What is being asked: Can you reproduce the data beneath, keeping every line exact?

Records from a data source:
====
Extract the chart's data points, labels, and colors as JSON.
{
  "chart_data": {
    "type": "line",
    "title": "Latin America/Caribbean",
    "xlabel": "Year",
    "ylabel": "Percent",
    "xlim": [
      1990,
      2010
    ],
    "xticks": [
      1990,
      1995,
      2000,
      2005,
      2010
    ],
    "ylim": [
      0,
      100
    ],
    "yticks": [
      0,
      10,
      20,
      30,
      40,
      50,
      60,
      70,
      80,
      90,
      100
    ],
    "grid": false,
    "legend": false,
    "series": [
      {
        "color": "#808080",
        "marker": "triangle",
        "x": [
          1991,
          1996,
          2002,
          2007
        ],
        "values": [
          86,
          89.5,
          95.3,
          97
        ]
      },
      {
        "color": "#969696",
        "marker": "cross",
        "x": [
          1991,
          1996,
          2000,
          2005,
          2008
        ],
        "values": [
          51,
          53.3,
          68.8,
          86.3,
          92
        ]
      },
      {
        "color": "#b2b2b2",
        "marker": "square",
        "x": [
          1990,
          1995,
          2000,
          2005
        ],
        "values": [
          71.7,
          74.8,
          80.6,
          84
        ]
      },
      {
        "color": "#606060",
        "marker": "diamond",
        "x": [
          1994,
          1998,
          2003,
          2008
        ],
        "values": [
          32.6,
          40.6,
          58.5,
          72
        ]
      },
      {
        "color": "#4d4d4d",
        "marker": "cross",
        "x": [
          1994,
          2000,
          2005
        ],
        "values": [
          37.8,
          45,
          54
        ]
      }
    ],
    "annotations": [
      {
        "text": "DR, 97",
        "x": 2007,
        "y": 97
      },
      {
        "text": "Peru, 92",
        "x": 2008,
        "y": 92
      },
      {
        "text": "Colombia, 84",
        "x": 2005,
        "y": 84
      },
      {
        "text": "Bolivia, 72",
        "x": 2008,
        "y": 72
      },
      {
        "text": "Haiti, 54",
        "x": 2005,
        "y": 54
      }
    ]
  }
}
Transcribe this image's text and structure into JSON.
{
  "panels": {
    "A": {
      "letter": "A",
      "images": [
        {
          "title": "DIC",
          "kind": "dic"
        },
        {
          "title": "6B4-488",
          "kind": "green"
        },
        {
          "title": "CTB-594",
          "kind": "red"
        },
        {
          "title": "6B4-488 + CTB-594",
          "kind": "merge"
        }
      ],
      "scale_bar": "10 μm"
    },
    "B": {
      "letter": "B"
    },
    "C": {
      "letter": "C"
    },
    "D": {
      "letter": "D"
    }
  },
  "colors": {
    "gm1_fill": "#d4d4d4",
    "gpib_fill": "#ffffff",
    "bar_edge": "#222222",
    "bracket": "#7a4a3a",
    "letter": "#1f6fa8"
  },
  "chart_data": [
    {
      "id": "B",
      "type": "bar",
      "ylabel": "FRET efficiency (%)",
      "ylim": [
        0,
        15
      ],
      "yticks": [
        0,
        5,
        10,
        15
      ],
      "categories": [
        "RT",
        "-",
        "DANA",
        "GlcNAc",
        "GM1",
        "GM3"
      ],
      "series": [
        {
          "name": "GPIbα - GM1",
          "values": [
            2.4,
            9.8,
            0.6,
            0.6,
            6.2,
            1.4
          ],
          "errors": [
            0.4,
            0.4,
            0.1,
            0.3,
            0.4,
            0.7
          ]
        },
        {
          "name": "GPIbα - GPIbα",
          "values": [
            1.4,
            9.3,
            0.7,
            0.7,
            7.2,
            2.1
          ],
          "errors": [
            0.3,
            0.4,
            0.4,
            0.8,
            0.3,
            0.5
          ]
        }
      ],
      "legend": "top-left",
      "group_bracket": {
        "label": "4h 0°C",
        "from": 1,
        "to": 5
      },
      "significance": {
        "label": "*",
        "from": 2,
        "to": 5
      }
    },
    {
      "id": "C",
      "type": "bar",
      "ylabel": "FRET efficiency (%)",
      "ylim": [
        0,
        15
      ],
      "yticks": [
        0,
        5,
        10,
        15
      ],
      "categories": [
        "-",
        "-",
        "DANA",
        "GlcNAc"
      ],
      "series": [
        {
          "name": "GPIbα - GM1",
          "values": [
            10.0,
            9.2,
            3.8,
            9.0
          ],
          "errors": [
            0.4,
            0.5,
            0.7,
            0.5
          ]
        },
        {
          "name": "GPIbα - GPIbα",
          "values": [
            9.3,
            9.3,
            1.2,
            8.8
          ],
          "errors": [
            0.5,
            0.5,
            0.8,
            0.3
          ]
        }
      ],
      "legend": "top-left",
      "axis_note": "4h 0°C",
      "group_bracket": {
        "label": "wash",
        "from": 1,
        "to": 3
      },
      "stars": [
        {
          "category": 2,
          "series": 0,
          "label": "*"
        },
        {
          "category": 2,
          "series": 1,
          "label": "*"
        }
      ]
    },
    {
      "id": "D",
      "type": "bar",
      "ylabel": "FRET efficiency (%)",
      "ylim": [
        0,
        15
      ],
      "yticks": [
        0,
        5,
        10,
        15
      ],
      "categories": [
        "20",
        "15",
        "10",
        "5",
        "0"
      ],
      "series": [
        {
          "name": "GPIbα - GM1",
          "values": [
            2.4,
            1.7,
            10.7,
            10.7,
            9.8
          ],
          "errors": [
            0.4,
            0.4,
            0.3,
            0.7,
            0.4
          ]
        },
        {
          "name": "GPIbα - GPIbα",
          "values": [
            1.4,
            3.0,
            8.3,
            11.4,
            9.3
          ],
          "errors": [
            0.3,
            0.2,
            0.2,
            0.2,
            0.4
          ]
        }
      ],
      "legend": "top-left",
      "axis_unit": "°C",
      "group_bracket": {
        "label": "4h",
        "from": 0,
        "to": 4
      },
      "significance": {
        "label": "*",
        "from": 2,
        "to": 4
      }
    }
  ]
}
====
Output for this exercise:
Extract the chart's data points, labels, and colors as JSON.
{
  "chart_data": {
    "type": "line",
    "title": "Latin America/Caribbean",
    "xlabel": "Year",
    "ylabel": "Percent",
    "xlim": [
      1990,
      2010
    ],
    "xticks": [
      1990,
      1995,
      2000,
      2005,
      2010
    ],
    "ylim": [
      0,
      100
    ],
    "yticks": [
      0,
      10,
      20,
      30,
      40,
      50,
      60,
      70,
      80,
      90,
      100
    ],
    "grid": false,
    "legend": false,
    "series": [
      {
        "color": "#808080",
        "marker": "triangle",
        "x": [
          1991,
          1996,
          2002,
          2007
        ],
        "values": [
          86,
          89.5,
          95.3,
          97
        ]
      },
      {
        "color": "#969696",
        "marker": "cross",
        "x": [
          1991,
          1996,
          2000,
          2005,
          2008
        ],
        "values": [
          51,
          53.3,
          68.8,
          86.3,
          92
        ]
      },
      {
        "color": "#b2b2b2",
        "marker": "square",
        "x": [
          1990,
          1995,
          2000,
          2005
        ],
        "values": [
          71.7,
          74.8,
          80.6,
          84
        ]
      },
      {
        "color": "#606060",
        "marker": "diamond",
        "x": [
          1994,
          1998,
          2003,
          2008
        ],
        "values": [
          32.6,
          40.6,
          58.5,
          72
        ]
      },
      {
        "color": "#4d4d4d",
        "marker": "cross",
        "x": [
          1994,
          2000,
          2005
        ],
        "values": [
          37.8,
          45,
          54
        ]
      }
    ],
    "annotations": [
      {
        "text": "DR, 97",
        "x": 2007,
        "y": 97
      },
      {
        "text": "Peru, 92",
        "x": 2008,
        "y": 92
      },
      {
        "text": "Colombia, 84",
        "x": 2005,
        "y": 84
      },
      {
        "text": "Bolivia, 72",
        "x": 2008,
        "y": 72
      },
      {
        "text": "Haiti, 54",
        "x": 2005,
        "y": 54
      }
    ]
  }
}
Transcribe this image's text and structure into JSON.
{
  "panels": {
    "A": {
      "letter": "A",
      "images": [
        {
          "title": "DIC",
          "kind": "dic"
        },
        {
          "title": "6B4-488",
          "kind": "green"
        },
        {
          "title": "CTB-594",
          "kind": "red"
        },
        {
          "title": "6B4-488 + CTB-594",
          "kind": "merge"
        }
      ],
      "scale_bar": "10 μm"
    },
    "B": {
      "letter": "B"
    },
    "C": {
      "letter": "C"
    },
    "D": {
      "letter": "D"
    }
  },
  "colors": {
    "gm1_fill": "#d4d4d4",
    "gpib_fill": "#ffffff",
    "bar_edge": "#222222",
    "bracket": "#7a4a3a",
    "letter": "#1f6fa8"
  },
  "chart_data": [
    {
      "id": "B",
      "type": "bar",
      "ylabel": "FRET efficiency (%)",
      "ylim": [
        0,
        15
      ],
      "yticks": [
        0,
        5,
        10,
        15
      ],
      "categories": [
        "RT",
        "-",
        "DANA",
        "GlcNAc",
        "GM1",
        "GM3"
      ],
      "series": [
        {
          "name": "GPIbα - GM1",
          "values": [
            2.4,
            9.8,
            0.6,
            0.6,
            6.2,
            1.4
          ],
          "errors": [
            0.4,
            0.4,
            0.1,
            0.3,
            0.4,
            0.7
          ]
        },
        {
          "name": "GPIbα - GPIbα",
          "values": [
            1.4,
            9.3,
            0.7,
            0.7,
            7.2,
            2.1
          ],
          "errors": [
            0.3,
            0.4,
            0.4,
            0.8,
            0.3,
            0.5
          ]
        }
      ],
      "legend": "top-left",
      "group_bracket": {
        "label": "4h 0°C",
        "from": 1,
        "to": 5
      },
      "significance": {
        "label": "*",
        "from": 2,
        "to": 5
      }
    },
    {
      "id": "C",
      "type": "bar",
      "ylabel": "FRET efficiency (%)",
      "ylim": [
        0,
        15
      ],
      "yticks": [
        0,
        5,
        10,
        15
      ],
      "categories": [
        "-",
        "-",
        "DANA",
        "GlcNAc"
      ],
      "series": [
        {
          "name": "GPIbα - GM1",
          "values": [
            10.0,
            9.2,
            3.8,
            9.0
          ],
          "errors": [
            0.4,
            0.5,
            0.7,
            0.5
          ]
        },
        {
          "name": "GPIbα - GPIbα",
          "values": [
            9.3,
            9.3,
            1.2,
            8.8
          ],
          "errors": [
            0.5,
            0.5,
            0.8,
            0.3
          ]
        }
      ],
      "legend": "top-left",
      "axis_note": "4h 0°C",
      "group_bracket": {
        "label": "wash",
        "from": 1,
        "to": 3
      },
      "stars": [
        {
          "category": 2,
          "series": 0,
          "label": "*"
        },
        {
          "category": 2,
          "series": 1,
          "label": "*"
        }
      ]
    },
    {
      "id": "D",
      "type": "bar",
      "ylabel": "FRET efficiency (%)",
      "ylim": [
        0,
        15
      ],
      "yticks": [
        0,
        5,
        10,
        15
      ],
      "categories": [
        "20",
        "15",
        "10",
        "5",
        "0"
      ],
      "series": [
        {
          "name": "GPIbα - GM1",
          "values": [
            2.4,
            1.7,
            10.7,
            10.7,
            9.8
          ],
          "errors": [
            0.4,
            0.4,
            0.3,
            0.7,
            0.4
          ]
        },
        {
          "name": "GPIbα - GPIbα",
          "values": [
            1.4,
            3.0,
            8.3,
            11.4,
            9.3
          ],
          "errors": [
            0.3,
            0.2,
            0.2,
            0.2,
            0.4
          ]
        }
      ],
      "legend": "top-left",
      "axis_unit": "°C",
      "group_bracket": {
        "label": "4h",
        "from": 0,
        "to": 4
      },
      "significance": {
        "label": "*",
        "from": 2,
        "to": 4
      }
    }
  ]
}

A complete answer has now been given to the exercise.